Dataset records

────────────────────────────────────────

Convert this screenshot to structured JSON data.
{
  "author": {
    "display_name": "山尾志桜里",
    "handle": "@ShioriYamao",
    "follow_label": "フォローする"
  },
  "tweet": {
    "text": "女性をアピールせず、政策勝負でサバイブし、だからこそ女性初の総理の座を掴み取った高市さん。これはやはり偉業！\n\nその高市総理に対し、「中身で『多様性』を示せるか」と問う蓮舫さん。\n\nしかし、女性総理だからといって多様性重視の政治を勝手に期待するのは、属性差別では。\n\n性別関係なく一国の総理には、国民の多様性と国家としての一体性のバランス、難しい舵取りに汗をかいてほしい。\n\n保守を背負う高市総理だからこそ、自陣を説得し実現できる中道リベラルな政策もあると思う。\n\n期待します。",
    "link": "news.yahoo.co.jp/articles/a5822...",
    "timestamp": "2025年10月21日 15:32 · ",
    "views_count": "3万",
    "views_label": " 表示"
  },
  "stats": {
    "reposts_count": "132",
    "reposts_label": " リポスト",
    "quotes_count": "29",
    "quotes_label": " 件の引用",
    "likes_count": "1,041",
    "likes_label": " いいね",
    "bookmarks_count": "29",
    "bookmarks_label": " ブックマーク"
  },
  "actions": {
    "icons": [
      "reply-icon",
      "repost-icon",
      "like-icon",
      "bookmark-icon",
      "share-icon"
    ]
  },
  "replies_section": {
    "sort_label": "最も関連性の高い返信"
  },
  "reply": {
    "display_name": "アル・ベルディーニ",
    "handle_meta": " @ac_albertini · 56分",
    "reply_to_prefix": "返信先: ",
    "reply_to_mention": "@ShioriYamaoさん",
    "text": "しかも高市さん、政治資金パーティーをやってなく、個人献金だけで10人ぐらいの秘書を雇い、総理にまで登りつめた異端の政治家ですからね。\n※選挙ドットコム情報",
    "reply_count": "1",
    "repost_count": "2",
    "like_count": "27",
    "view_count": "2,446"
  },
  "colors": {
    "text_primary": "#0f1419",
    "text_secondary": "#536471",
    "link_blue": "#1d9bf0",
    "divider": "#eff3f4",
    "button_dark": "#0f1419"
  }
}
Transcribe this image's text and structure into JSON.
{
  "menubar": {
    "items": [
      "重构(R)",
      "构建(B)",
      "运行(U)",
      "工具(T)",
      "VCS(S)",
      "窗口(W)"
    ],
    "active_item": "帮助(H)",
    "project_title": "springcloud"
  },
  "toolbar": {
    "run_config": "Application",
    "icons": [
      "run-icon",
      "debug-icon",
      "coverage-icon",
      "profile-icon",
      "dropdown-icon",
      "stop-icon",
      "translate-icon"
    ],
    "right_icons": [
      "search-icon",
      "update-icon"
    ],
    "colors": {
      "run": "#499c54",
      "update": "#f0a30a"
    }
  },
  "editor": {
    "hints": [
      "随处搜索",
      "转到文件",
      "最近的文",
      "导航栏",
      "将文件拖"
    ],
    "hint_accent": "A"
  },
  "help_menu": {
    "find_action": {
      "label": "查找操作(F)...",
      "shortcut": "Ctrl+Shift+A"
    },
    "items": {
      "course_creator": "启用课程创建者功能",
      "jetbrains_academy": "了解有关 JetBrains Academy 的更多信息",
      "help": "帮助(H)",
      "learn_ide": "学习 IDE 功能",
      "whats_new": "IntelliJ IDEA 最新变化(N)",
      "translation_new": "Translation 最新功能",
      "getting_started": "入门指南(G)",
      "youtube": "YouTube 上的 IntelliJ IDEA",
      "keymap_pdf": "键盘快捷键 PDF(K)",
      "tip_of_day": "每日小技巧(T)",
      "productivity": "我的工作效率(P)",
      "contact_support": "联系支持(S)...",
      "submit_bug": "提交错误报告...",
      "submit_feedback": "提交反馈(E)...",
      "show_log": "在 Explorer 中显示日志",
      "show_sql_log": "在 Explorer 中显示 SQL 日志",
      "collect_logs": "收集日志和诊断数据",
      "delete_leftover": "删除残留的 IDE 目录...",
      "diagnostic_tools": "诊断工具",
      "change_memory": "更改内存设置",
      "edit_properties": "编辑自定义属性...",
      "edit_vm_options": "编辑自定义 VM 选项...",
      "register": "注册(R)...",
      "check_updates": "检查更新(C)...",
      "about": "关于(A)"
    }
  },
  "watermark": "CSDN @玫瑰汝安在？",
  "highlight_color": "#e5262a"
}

────────────────────────────────────────

Identify the lines of the data that contain the word "Explorer". Copy each of them.

:: Exercise solution ::
      "show_log": "在 Explorer 中显示日志",
      "show_sql_log": "在 Explorer 中显示 SQL 日志",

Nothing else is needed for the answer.